● **Task directions**
State the number of lines that contain "learning", with no other text.

● **Data for this task**
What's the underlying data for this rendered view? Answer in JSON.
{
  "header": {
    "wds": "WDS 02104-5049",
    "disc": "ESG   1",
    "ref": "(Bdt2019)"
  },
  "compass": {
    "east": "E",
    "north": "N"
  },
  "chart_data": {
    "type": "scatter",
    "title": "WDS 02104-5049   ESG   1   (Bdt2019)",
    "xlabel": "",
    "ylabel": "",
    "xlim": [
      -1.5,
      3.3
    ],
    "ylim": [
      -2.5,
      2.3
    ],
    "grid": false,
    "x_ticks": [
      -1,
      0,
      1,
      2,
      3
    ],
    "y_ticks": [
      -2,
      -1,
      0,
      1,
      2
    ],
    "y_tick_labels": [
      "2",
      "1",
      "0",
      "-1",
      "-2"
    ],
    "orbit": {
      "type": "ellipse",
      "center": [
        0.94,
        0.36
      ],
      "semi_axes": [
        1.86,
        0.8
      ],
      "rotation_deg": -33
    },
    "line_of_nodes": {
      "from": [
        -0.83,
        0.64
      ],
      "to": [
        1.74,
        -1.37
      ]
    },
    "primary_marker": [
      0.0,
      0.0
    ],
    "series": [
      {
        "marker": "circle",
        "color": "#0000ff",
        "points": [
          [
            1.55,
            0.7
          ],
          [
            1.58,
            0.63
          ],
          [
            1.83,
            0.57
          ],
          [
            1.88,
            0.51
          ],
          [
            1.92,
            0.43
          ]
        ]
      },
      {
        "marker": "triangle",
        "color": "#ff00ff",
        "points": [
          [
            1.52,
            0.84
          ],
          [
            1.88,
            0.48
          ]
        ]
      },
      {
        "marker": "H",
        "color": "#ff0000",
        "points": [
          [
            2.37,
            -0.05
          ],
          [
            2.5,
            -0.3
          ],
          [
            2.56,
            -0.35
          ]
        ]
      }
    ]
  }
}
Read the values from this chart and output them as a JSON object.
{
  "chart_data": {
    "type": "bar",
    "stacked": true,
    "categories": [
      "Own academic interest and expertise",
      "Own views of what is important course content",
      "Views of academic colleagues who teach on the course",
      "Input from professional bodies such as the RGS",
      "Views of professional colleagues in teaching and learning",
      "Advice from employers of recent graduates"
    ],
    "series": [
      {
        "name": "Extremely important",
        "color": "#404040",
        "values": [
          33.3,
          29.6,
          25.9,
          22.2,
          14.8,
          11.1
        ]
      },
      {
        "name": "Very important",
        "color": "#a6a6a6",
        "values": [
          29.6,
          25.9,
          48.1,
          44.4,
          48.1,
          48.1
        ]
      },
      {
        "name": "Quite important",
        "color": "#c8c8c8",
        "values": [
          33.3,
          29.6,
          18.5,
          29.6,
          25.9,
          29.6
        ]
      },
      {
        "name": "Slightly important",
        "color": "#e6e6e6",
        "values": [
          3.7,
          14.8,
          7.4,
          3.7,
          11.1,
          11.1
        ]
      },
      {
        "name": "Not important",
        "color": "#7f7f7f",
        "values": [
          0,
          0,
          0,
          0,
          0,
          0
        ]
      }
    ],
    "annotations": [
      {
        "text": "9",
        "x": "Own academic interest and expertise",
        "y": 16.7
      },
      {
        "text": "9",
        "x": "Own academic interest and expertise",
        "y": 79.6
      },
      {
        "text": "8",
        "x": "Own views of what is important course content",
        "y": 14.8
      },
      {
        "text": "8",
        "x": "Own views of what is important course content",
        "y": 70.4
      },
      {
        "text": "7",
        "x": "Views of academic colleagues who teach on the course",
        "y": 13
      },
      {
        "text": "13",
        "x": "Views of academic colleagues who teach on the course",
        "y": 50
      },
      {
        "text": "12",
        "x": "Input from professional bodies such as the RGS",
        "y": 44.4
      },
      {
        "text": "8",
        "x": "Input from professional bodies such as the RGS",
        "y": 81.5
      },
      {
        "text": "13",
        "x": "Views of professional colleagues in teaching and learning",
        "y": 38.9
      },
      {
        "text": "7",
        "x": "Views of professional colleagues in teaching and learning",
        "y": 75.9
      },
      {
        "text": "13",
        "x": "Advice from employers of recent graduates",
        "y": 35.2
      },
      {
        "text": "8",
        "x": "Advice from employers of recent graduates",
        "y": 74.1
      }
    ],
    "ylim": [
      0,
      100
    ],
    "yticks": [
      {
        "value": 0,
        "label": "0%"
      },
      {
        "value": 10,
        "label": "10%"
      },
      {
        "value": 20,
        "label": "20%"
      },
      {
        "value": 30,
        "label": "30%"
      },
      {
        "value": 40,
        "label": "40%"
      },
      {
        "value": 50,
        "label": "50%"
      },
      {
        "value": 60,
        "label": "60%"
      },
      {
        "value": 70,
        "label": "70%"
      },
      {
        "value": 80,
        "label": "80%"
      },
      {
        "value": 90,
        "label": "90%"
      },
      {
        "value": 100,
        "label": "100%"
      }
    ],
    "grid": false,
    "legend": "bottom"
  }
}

...

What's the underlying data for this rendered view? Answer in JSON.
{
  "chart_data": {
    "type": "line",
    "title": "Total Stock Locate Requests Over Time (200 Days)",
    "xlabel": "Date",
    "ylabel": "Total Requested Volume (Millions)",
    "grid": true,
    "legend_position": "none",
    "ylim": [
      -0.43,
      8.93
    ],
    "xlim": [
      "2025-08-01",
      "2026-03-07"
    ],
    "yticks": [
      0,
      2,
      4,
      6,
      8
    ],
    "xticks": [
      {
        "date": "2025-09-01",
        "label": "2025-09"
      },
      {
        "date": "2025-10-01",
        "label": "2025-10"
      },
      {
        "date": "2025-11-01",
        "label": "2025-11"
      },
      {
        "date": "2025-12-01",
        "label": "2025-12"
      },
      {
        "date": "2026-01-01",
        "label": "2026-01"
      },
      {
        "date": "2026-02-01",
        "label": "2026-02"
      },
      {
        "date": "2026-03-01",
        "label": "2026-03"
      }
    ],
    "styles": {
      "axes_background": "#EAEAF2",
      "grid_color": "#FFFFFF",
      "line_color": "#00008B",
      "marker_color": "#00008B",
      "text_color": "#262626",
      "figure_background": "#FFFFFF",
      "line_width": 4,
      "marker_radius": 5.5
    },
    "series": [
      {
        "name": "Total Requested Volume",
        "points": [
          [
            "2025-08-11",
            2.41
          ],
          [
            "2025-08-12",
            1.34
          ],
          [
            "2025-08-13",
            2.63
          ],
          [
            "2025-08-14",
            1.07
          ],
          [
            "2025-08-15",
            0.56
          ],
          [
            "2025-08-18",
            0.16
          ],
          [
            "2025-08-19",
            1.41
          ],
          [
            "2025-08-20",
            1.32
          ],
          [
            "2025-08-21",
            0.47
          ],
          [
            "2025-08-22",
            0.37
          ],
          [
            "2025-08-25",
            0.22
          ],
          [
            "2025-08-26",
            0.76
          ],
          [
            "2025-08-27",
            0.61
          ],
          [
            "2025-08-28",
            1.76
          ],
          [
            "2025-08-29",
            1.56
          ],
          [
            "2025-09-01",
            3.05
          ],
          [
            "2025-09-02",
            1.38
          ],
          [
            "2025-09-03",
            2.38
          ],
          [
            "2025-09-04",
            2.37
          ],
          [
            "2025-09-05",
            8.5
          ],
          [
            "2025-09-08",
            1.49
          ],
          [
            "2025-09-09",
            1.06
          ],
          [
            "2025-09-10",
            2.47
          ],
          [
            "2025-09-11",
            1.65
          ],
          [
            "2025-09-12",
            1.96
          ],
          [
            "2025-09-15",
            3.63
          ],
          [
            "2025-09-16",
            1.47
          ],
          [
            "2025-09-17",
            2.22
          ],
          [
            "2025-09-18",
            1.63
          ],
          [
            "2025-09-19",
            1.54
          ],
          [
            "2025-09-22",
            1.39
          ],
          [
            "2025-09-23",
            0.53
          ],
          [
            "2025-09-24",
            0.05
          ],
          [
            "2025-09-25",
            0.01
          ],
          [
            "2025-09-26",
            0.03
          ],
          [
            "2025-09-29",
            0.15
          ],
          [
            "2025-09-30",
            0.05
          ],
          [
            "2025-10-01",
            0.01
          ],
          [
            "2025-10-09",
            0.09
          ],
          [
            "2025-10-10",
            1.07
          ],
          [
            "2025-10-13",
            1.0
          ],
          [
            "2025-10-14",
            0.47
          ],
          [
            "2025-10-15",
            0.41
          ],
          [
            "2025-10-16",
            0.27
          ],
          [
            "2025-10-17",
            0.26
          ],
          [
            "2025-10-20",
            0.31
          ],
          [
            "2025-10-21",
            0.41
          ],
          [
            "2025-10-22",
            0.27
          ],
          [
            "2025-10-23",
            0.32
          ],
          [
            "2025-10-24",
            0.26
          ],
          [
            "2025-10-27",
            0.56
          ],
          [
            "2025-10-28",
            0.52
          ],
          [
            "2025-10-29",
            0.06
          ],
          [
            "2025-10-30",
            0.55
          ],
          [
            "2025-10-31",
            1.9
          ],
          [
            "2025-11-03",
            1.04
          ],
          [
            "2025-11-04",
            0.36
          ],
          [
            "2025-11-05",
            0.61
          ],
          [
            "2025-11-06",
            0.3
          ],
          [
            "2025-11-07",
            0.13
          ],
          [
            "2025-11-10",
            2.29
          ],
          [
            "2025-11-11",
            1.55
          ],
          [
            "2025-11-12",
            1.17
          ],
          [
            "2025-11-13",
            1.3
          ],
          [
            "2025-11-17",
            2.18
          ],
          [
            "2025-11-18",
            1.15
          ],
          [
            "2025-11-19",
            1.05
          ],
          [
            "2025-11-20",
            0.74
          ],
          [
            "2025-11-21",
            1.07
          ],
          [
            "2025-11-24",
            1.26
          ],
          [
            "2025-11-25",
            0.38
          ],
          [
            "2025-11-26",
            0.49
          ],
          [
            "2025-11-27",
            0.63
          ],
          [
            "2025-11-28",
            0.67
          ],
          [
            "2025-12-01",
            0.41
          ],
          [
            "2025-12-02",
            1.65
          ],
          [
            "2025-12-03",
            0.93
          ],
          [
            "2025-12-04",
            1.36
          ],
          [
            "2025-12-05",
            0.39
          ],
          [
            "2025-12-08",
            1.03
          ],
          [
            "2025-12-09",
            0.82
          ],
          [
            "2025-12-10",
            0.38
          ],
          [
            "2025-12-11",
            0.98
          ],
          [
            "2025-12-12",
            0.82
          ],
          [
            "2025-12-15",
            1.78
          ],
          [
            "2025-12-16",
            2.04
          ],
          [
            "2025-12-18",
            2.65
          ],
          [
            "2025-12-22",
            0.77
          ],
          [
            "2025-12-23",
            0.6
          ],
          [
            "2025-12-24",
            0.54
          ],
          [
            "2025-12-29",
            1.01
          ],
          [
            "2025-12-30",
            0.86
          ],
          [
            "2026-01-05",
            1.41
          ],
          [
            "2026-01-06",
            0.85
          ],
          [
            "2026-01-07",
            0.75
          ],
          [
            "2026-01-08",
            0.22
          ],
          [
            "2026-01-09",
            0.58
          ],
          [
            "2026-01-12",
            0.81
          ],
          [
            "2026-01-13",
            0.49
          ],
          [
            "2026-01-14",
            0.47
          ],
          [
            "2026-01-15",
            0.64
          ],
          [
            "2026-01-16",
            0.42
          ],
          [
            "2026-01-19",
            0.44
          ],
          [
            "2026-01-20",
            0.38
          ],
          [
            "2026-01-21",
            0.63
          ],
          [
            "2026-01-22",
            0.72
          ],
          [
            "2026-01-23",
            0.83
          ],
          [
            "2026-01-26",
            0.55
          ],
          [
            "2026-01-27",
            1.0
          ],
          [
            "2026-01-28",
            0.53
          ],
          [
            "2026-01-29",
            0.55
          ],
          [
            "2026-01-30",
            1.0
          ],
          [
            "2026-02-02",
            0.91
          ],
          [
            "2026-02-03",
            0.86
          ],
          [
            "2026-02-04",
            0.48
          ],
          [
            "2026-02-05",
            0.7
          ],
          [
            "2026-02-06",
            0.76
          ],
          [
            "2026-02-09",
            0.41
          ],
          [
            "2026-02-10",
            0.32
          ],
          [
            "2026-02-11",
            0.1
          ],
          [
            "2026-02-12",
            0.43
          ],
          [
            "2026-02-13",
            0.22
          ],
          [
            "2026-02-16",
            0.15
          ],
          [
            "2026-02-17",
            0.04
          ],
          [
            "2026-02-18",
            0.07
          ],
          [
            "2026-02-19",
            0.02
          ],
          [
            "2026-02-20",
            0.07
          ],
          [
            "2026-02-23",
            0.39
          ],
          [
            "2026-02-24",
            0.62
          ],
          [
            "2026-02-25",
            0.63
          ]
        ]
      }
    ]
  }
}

...

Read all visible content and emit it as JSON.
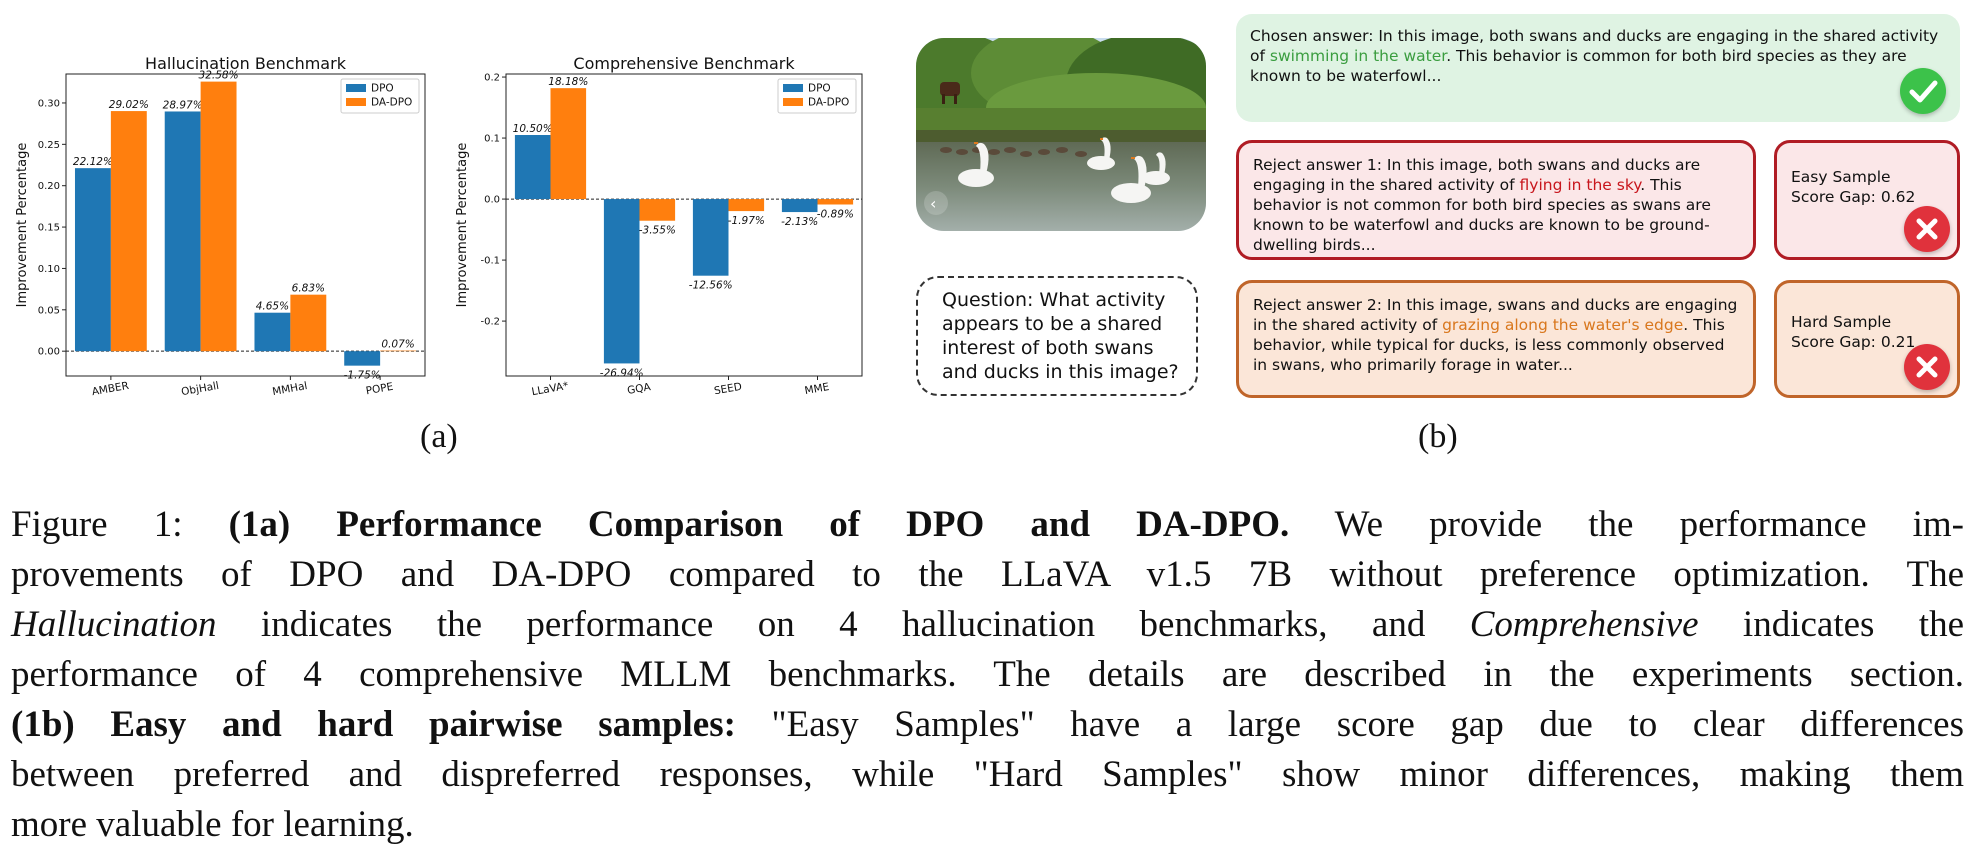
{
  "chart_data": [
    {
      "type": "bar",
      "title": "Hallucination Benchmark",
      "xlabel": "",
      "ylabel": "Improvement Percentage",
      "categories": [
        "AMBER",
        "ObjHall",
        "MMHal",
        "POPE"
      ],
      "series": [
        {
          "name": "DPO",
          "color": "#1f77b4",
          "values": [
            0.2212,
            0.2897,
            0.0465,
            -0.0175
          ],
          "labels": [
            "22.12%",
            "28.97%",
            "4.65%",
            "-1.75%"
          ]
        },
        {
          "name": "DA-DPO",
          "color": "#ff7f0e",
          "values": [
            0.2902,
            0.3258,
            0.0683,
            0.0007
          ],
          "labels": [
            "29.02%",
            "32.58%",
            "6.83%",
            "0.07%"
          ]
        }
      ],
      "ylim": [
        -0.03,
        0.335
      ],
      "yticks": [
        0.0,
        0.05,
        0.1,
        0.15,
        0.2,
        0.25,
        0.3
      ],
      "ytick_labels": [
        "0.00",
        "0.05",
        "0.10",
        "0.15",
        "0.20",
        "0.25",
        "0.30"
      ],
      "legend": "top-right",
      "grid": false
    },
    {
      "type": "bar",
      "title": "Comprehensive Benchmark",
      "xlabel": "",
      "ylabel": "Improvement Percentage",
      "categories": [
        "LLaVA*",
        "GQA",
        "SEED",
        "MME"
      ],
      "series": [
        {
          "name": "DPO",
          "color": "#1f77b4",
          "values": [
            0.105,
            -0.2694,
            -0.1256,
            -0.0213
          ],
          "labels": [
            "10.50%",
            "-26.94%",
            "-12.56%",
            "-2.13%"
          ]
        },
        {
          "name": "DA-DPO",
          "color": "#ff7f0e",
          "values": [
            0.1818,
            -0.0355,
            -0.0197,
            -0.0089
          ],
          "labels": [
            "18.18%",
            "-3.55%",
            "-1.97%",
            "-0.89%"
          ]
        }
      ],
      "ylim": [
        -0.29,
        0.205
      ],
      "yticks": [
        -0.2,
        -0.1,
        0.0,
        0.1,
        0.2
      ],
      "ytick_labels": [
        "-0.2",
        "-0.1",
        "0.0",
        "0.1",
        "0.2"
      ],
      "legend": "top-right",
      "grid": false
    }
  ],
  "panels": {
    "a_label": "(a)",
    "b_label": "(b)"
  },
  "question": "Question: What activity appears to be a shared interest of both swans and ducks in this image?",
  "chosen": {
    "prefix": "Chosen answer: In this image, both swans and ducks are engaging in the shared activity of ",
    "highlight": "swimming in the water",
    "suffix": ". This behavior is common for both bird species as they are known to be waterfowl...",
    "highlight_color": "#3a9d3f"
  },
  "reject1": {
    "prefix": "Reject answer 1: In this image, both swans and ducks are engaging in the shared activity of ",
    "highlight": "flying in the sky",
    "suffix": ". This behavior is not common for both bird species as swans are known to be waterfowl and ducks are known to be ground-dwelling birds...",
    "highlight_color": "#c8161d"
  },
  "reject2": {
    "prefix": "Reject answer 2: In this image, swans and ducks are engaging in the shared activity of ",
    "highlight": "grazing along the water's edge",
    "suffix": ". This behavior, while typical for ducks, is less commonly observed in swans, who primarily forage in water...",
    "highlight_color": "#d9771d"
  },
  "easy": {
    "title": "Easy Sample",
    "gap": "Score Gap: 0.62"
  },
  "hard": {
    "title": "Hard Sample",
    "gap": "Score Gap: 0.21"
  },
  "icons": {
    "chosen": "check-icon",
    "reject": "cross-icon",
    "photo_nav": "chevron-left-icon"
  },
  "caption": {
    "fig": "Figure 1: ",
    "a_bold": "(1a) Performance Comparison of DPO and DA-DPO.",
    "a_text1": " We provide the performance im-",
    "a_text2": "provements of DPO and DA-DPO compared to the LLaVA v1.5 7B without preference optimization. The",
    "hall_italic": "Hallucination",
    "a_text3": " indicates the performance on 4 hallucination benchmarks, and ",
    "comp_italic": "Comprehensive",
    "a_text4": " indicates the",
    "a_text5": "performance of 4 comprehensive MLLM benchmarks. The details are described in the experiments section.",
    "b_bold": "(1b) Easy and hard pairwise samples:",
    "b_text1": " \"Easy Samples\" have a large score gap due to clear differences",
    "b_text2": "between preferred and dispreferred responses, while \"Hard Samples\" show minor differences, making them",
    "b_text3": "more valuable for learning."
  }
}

● **Final result**
4